§ TESTO FORNITO
━━━━━━━━━━━━━━━━━━━━━━━━━━━━━━

2.  Competenze che apprendono  

Le competenze per guidare e animare gli interventi di prossimità sono dinamiche e trasversali, mai fisse, ma in uno stato di apprendimento continuo, combinando saperi diversi: le figure professionali coinvolte lavorano su continui cambiamenti e non su un piano strategico statico. Le pratiche di prossimità richiedono capacità di improvvisazione, accanto alle strategie deliberate ci sono quelle emergenti che hanno bisogno di un approccio di equipe e interdisciplinare. Vanno sviluppati punti di osservazione diversificati, dinamici e interdipendenti.

Preliminarmente, come già evidenziato in precedenti edizioni dell’Osservatorio, va evidenziato che in molte occasioni i progetti di prossimità coinvolgono, oltre a cittadini che si aggregano spontaneamente, persone che hanno lo specifico compito di promuovere, animare e coordinare le azioni di prossimità; ma, ci si chiede qui, che profilo hanno queste persone? I progetti di prossimità necessitano di equipe interdisciplinari caratterizzate da profili e specializzazioni diversificate, per poter attivare più punti di osservazione intorno ad uno stesso oggetto e di persone in grado di sviluppare una grande capacità di ascolto reciproco. Promuovere o sostenere lo sviluppo di un processo di prossimità richiede inoltre la disponibilità ad apprendere dalle esperienze, talvolta procedendo per “prova ed errore”, osservando via via gli esiti e i cambiamenti prodotti dalle proprie azioni. Sono importanti le competenze trasversali, quelle che non riguardano un campo specifico, non sono puramente sociali e neppure solo culturali o imprenditoriali in senso stretto: si tratta di competenze relative ad abilità e atteggiamenti e non solo a contenuti di conoscenza. Gli intervistati affermano: “C’è una equipe interdisciplinare, tra le altre figure un filosofo, un antropologo, un economista, ad oggi siamo 14 professionisti in un’area dedicata”, e ancora: “Tutto quello che facciamo l’abbiamo imparato dall’esperienza, tra le skill fondamentale la capacità di dialogo, confronto e coinvolgimento”; “L’attitudine e la capacità all’ascolto è molto sviluppata nell’equipe della rete, siamo cresciuti sostenendoci, chi ha più esperienza fa crescere l’altro”. “Capacità di empatia e comprensione. Come si fa a formare su queste competenze? È una selezione fatta a monte, c’è un livello motivazionale e delle capacità, non scegliamo il più bravo ma il più adatto”. Momenti di confronto stabili, creazione di gruppi interdisciplinari, capacità di ascolto, creazione condivisa di soluzioni innovative nelle modalità del gruppo partecipativo, verifica e apprendimento continuo, riconferma e attualizzazione dei propositi e delle motivazioni: lo stile della prossimità valorizza ciascun aspetto del processo in modo coerente e innovativo.

━━━━━━━━━━━━━━━━━━━━━━━━━━━━━━

§ COMPITI DA SVOLGERE
1. Le affermazioni (a), (b) e (c) concordano con il testo sulle competenze di prossimità? Per ciascuna rispondi sì o no e cita alla lettera le parole del testo che lo stabiliscono. (a) Le competenze per guidare gli interventi di prossimità sono fisse. (b) Un intervistato afferma che oggi l'equipe conta 14 professionisti. (c) Nella selezione si sceglie il candidato più bravo.
2. Secondo il testo sulle competenze di prossimità, quali figure cita un intervistato come parte dell'equipe interdisciplinare?
I dati riportati qui non hanno alcun legame con il testo sulle competenze di prossimità.

Record di annotazione delle coordinate
━━━━━━━━━━━━━━━━━━━━━━━━━━━━━━

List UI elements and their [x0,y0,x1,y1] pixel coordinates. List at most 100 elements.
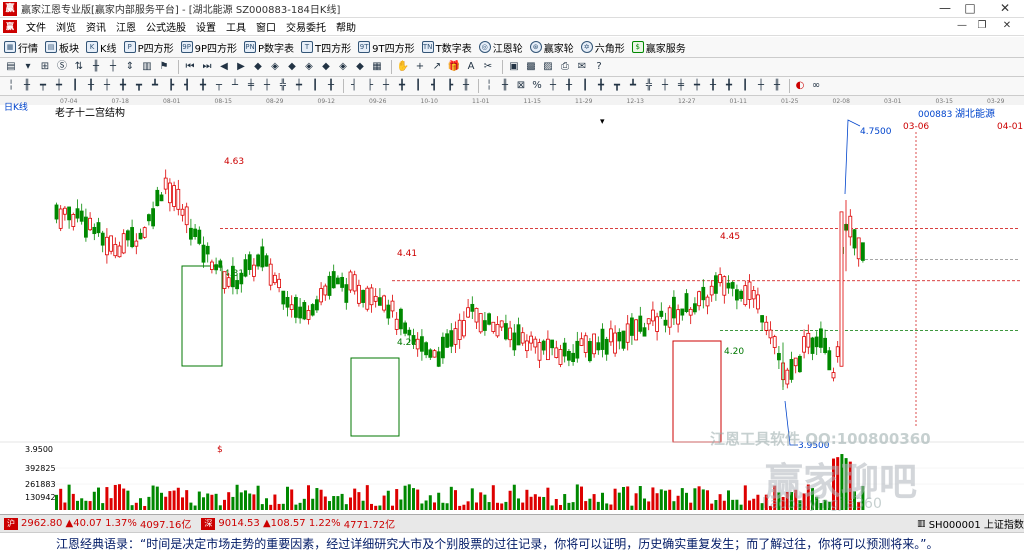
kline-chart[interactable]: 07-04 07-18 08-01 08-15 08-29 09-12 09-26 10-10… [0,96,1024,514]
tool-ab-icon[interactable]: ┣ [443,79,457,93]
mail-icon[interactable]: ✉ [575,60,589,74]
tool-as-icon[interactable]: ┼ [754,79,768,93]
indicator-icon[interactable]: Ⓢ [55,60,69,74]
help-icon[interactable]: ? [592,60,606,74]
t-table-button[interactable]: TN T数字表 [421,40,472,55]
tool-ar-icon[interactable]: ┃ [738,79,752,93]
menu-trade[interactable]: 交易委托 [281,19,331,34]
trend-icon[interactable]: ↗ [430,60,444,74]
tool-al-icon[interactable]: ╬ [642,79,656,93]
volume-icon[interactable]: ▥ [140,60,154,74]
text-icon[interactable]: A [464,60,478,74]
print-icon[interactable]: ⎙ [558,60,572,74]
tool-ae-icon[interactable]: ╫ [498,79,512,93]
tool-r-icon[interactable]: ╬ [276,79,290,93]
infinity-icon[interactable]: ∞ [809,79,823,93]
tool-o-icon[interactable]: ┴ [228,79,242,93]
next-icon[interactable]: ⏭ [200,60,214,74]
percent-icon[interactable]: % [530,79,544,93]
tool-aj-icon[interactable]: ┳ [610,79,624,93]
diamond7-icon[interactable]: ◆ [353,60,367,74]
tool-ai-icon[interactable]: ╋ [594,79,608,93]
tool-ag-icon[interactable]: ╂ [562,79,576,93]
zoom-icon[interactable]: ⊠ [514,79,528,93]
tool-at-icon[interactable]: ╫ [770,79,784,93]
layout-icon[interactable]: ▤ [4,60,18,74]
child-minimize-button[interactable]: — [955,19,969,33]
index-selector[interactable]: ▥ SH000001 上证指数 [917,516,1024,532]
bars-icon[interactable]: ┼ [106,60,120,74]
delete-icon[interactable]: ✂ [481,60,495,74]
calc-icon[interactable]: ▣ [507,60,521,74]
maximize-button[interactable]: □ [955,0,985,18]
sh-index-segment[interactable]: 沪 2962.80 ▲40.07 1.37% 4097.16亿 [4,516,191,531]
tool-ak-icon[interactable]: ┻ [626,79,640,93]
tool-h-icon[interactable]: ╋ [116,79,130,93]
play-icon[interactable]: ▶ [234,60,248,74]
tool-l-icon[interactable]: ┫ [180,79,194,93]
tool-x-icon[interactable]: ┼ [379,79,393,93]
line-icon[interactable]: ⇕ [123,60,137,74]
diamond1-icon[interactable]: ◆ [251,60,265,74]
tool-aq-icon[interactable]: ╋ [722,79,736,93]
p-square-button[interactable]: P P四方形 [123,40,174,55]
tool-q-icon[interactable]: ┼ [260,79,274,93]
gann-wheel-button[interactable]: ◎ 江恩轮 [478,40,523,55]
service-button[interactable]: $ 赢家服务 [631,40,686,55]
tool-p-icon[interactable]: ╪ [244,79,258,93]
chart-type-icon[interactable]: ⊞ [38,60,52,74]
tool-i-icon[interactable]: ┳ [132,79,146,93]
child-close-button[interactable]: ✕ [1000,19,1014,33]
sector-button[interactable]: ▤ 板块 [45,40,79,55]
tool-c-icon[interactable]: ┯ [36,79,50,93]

━━━━━━━━━━━━━━━━━━━━━━━━━━━━━━

§ SOLUZIONI PER COMPITO
1.
(a) No: «sono dinamiche e trasversali, mai fisse».
(b) Sì: «ad oggi siamo 14 professionisti in un’area dedicata».
(c) No: «non scegliamo il più bravo ma il più adatto».

2. Un filosofo, un antropologo e un economista.